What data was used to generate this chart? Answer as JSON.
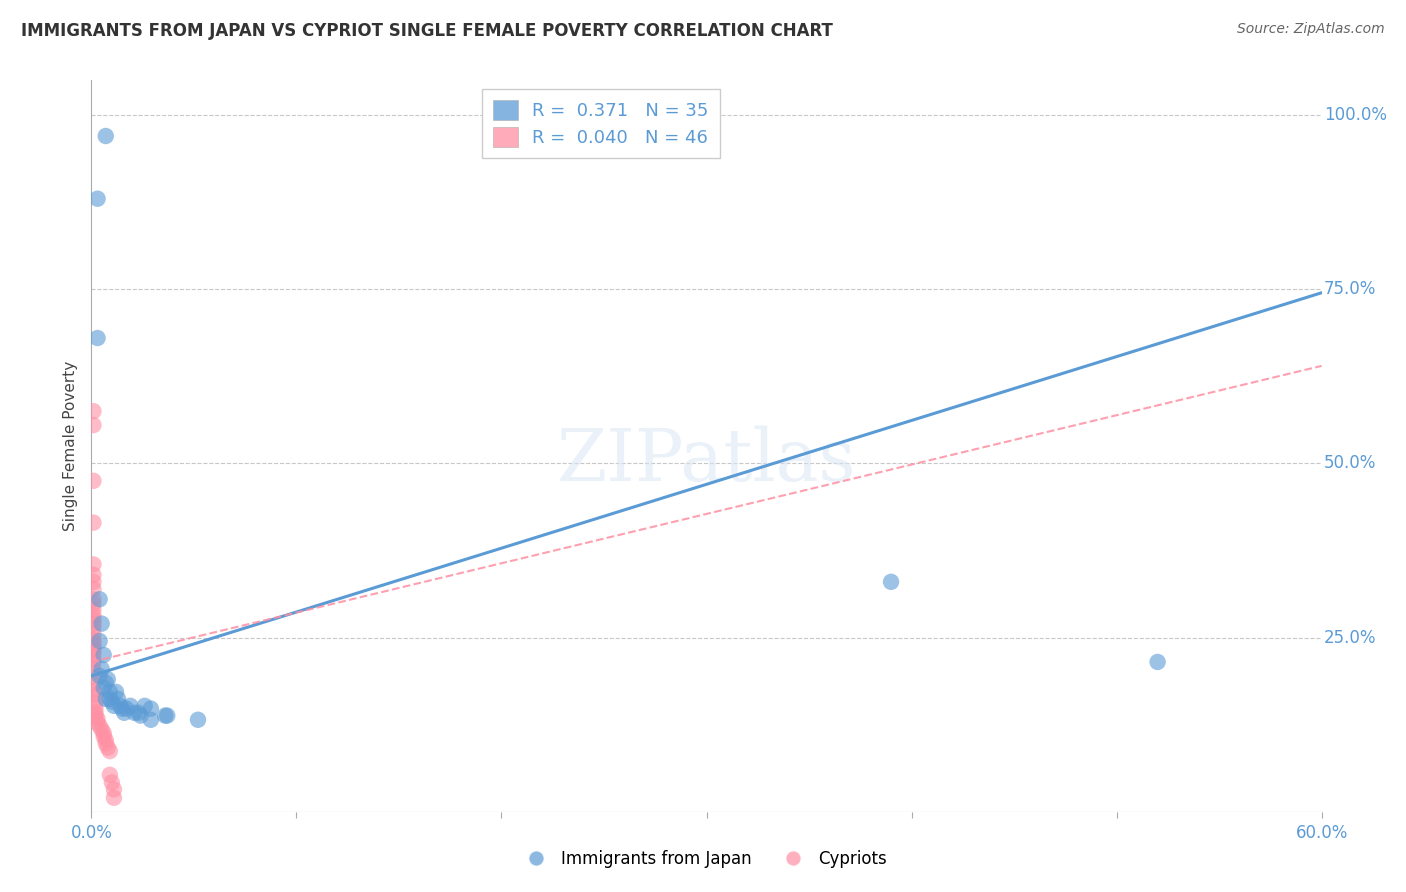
{
  "title": "IMMIGRANTS FROM JAPAN VS CYPRIOT SINGLE FEMALE POVERTY CORRELATION CHART",
  "source": "Source: ZipAtlas.com",
  "xlabel_blue": "Immigrants from Japan",
  "xlabel_pink": "Cypriots",
  "ylabel": "Single Female Poverty",
  "xlim": [
    0.0,
    0.6
  ],
  "ylim": [
    0.0,
    1.05
  ],
  "xticks": [
    0.0,
    0.1,
    0.2,
    0.3,
    0.4,
    0.5,
    0.6
  ],
  "xtick_labels": [
    "0.0%",
    "",
    "",
    "",
    "",
    "",
    "60.0%"
  ],
  "ytick_labels_right": [
    "100.0%",
    "75.0%",
    "50.0%",
    "25.0%"
  ],
  "ytick_positions_right": [
    1.0,
    0.75,
    0.5,
    0.25
  ],
  "legend_blue_R": "0.371",
  "legend_blue_N": "35",
  "legend_pink_R": "0.040",
  "legend_pink_N": "46",
  "blue_color": "#5b9bd5",
  "pink_color": "#ff8fa3",
  "blue_scatter": [
    [
      0.003,
      0.88
    ],
    [
      0.007,
      0.97
    ],
    [
      0.003,
      0.68
    ],
    [
      0.004,
      0.305
    ],
    [
      0.005,
      0.27
    ],
    [
      0.004,
      0.245
    ],
    [
      0.006,
      0.225
    ],
    [
      0.005,
      0.205
    ],
    [
      0.004,
      0.195
    ],
    [
      0.007,
      0.185
    ],
    [
      0.008,
      0.19
    ],
    [
      0.006,
      0.178
    ],
    [
      0.009,
      0.172
    ],
    [
      0.007,
      0.162
    ],
    [
      0.009,
      0.162
    ],
    [
      0.01,
      0.158
    ],
    [
      0.012,
      0.172
    ],
    [
      0.011,
      0.152
    ],
    [
      0.013,
      0.162
    ],
    [
      0.014,
      0.152
    ],
    [
      0.015,
      0.148
    ],
    [
      0.017,
      0.148
    ],
    [
      0.019,
      0.152
    ],
    [
      0.016,
      0.142
    ],
    [
      0.021,
      0.142
    ],
    [
      0.023,
      0.142
    ],
    [
      0.026,
      0.152
    ],
    [
      0.024,
      0.138
    ],
    [
      0.029,
      0.148
    ],
    [
      0.036,
      0.138
    ],
    [
      0.029,
      0.132
    ],
    [
      0.037,
      0.138
    ],
    [
      0.052,
      0.132
    ],
    [
      0.39,
      0.33
    ],
    [
      0.52,
      0.215
    ]
  ],
  "pink_scatter": [
    [
      0.001,
      0.575
    ],
    [
      0.001,
      0.555
    ],
    [
      0.001,
      0.475
    ],
    [
      0.001,
      0.415
    ],
    [
      0.001,
      0.355
    ],
    [
      0.001,
      0.34
    ],
    [
      0.001,
      0.33
    ],
    [
      0.001,
      0.32
    ],
    [
      0.001,
      0.305
    ],
    [
      0.001,
      0.298
    ],
    [
      0.001,
      0.29
    ],
    [
      0.001,
      0.282
    ],
    [
      0.001,
      0.276
    ],
    [
      0.001,
      0.27
    ],
    [
      0.001,
      0.264
    ],
    [
      0.001,
      0.255
    ],
    [
      0.001,
      0.247
    ],
    [
      0.001,
      0.242
    ],
    [
      0.001,
      0.237
    ],
    [
      0.001,
      0.232
    ],
    [
      0.001,
      0.226
    ],
    [
      0.001,
      0.218
    ],
    [
      0.001,
      0.213
    ],
    [
      0.001,
      0.203
    ],
    [
      0.001,
      0.193
    ],
    [
      0.001,
      0.183
    ],
    [
      0.001,
      0.173
    ],
    [
      0.002,
      0.168
    ],
    [
      0.002,
      0.158
    ],
    [
      0.002,
      0.15
    ],
    [
      0.002,
      0.143
    ],
    [
      0.002,
      0.138
    ],
    [
      0.003,
      0.133
    ],
    [
      0.003,
      0.128
    ],
    [
      0.004,
      0.123
    ],
    [
      0.005,
      0.118
    ],
    [
      0.006,
      0.113
    ],
    [
      0.006,
      0.108
    ],
    [
      0.007,
      0.103
    ],
    [
      0.007,
      0.098
    ],
    [
      0.008,
      0.092
    ],
    [
      0.009,
      0.087
    ],
    [
      0.009,
      0.053
    ],
    [
      0.01,
      0.042
    ],
    [
      0.011,
      0.032
    ],
    [
      0.011,
      0.02
    ]
  ],
  "blue_line_x": [
    0.0,
    0.6
  ],
  "blue_line_y": [
    0.195,
    0.745
  ],
  "pink_line_x": [
    0.0,
    0.6
  ],
  "pink_line_y": [
    0.215,
    0.64
  ],
  "watermark": "ZIPatlas",
  "background_color": "#ffffff",
  "grid_color": "#c8c8c8"
}
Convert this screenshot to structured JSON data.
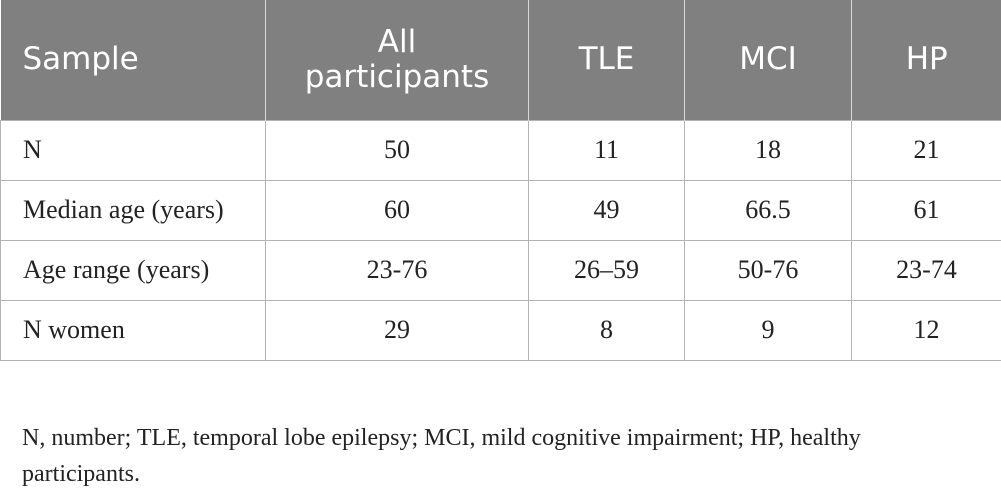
{
  "table": {
    "headers": [
      "Sample",
      "All participants",
      "TLE",
      "MCI",
      "HP"
    ],
    "rows": [
      [
        "N",
        "50",
        "11",
        "18",
        "21"
      ],
      [
        "Median age (years)",
        "60",
        "49",
        "66.5",
        "61"
      ],
      [
        "Age range (years)",
        "23-76",
        "26–59",
        "50-76",
        "23-74"
      ],
      [
        "N women",
        "29",
        "8",
        "9",
        "12"
      ]
    ]
  },
  "footnote": "N, number; TLE, temporal lobe epilepsy; MCI, mild cognitive impairment; HP, healthy participants.",
  "colors": {
    "header_bg": "#808080",
    "header_text": "#ffffff",
    "border": "#b3b3b3"
  }
}
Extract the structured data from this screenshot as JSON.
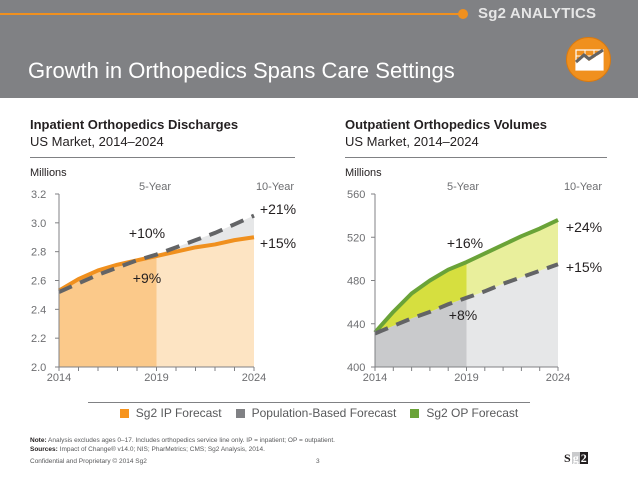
{
  "header": {
    "brand": "Sg2 ANALYTICS",
    "title": "Growth in Orthopedics Spans Care Settings",
    "logo_icon": "chart-trend-icon",
    "accent_color": "#f0901e",
    "background_color": "#808184"
  },
  "panels": [
    {
      "title": "Inpatient Orthopedics Discharges",
      "subtitle": "US Market, 2014–2024",
      "units": "Millions"
    },
    {
      "title": "Outpatient Orthopedics Volumes",
      "subtitle": "US Market, 2014–2024",
      "units": "Millions"
    }
  ],
  "chart_data": [
    {
      "type": "area",
      "title": "Inpatient Orthopedics Discharges",
      "subtitle": "US Market, 2014–2024",
      "ylabel": "Millions",
      "xlabel": "",
      "ylim": [
        2.0,
        3.2
      ],
      "yticks": [
        2.0,
        2.2,
        2.4,
        2.6,
        2.8,
        3.0,
        3.2
      ],
      "ytick_labels": [
        "2.0",
        "2.2",
        "2.4",
        "2.6",
        "2.8",
        "3.0",
        "3.2"
      ],
      "xlim": [
        2014,
        2024
      ],
      "xtick_labels": [
        "2014",
        "2019",
        "2024"
      ],
      "x": [
        2014,
        2015,
        2016,
        2017,
        2018,
        2019,
        2020,
        2021,
        2022,
        2023,
        2024
      ],
      "series": [
        {
          "name": "Sg2 IP Forecast",
          "style": "solid",
          "color": "#f0901e",
          "values": [
            2.53,
            2.61,
            2.67,
            2.71,
            2.74,
            2.77,
            2.8,
            2.83,
            2.85,
            2.88,
            2.9
          ]
        },
        {
          "name": "Population-Based Forecast",
          "style": "dashed",
          "color": "#636466",
          "values": [
            2.52,
            2.58,
            2.64,
            2.69,
            2.74,
            2.78,
            2.83,
            2.88,
            2.93,
            2.99,
            3.05
          ]
        }
      ],
      "period_labels": {
        "five_year": "5-Year",
        "ten_year": "10-Year"
      },
      "annotations": {
        "forecast_5yr": "+9%",
        "population_5yr": "+10%",
        "forecast_10yr": "+15%",
        "population_10yr": "+21%"
      },
      "colors": {
        "fill_5yr": "#fbc98a",
        "fill_10yr": "#fde4c3",
        "gap_fill": "#e6e7e8"
      }
    },
    {
      "type": "area",
      "title": "Outpatient Orthopedics Volumes",
      "subtitle": "US Market, 2014–2024",
      "ylabel": "Millions",
      "xlabel": "",
      "ylim": [
        400,
        560
      ],
      "yticks": [
        400,
        440,
        480,
        520,
        560
      ],
      "ytick_labels": [
        "400",
        "440",
        "480",
        "520",
        "560"
      ],
      "xlim": [
        2014,
        2024
      ],
      "xtick_labels": [
        "2014",
        "2019",
        "2024"
      ],
      "x": [
        2014,
        2015,
        2016,
        2017,
        2018,
        2019,
        2020,
        2021,
        2022,
        2023,
        2024
      ],
      "series": [
        {
          "name": "Sg2 OP Forecast",
          "style": "solid",
          "color": "#6aa338",
          "values": [
            432,
            451,
            468,
            480,
            490,
            497,
            505,
            513,
            521,
            528,
            536
          ]
        },
        {
          "name": "Population-Based Forecast",
          "style": "dashed",
          "color": "#636466",
          "values": [
            431,
            438,
            445,
            451,
            458,
            464,
            470,
            477,
            483,
            489,
            495
          ]
        }
      ],
      "period_labels": {
        "five_year": "5-Year",
        "ten_year": "10-Year"
      },
      "annotations": {
        "forecast_5yr": "+16%",
        "population_5yr": "+8%",
        "forecast_10yr": "+24%",
        "population_10yr": "+15%"
      },
      "colors": {
        "fill_5yr": "#d6df3f",
        "fill_10yr": "#e9ef9c",
        "base_5yr": "#c9cacc",
        "base_10yr": "#e6e7e8"
      }
    }
  ],
  "legend": [
    {
      "label": "Sg2 IP Forecast",
      "color": "#f7941d"
    },
    {
      "label": "Population-Based Forecast",
      "color": "#808184"
    },
    {
      "label": "Sg2 OP Forecast",
      "color": "#6aa338"
    }
  ],
  "notes": {
    "note_label": "Note:",
    "note_text": " Analysis excludes ages 0–17. Includes orthopedics service line only. IP = inpatient; OP = outpatient.",
    "sources_label": "Sources:",
    "sources_text": " Impact of Change® v14.0; NIS; PharMetrics; CMS; Sg2 Analysis, 2014."
  },
  "footer": {
    "confidential": "Confidential and Proprietary © 2014 Sg2",
    "page_number": "3",
    "logo_text": [
      "S",
      "g",
      "2"
    ]
  }
}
┄┄┄┄┄┄┄┄┄┄
■ What the exercise asks: Write down only the number of lines that contain the string "structured" in the listing.

■ Task solution: 2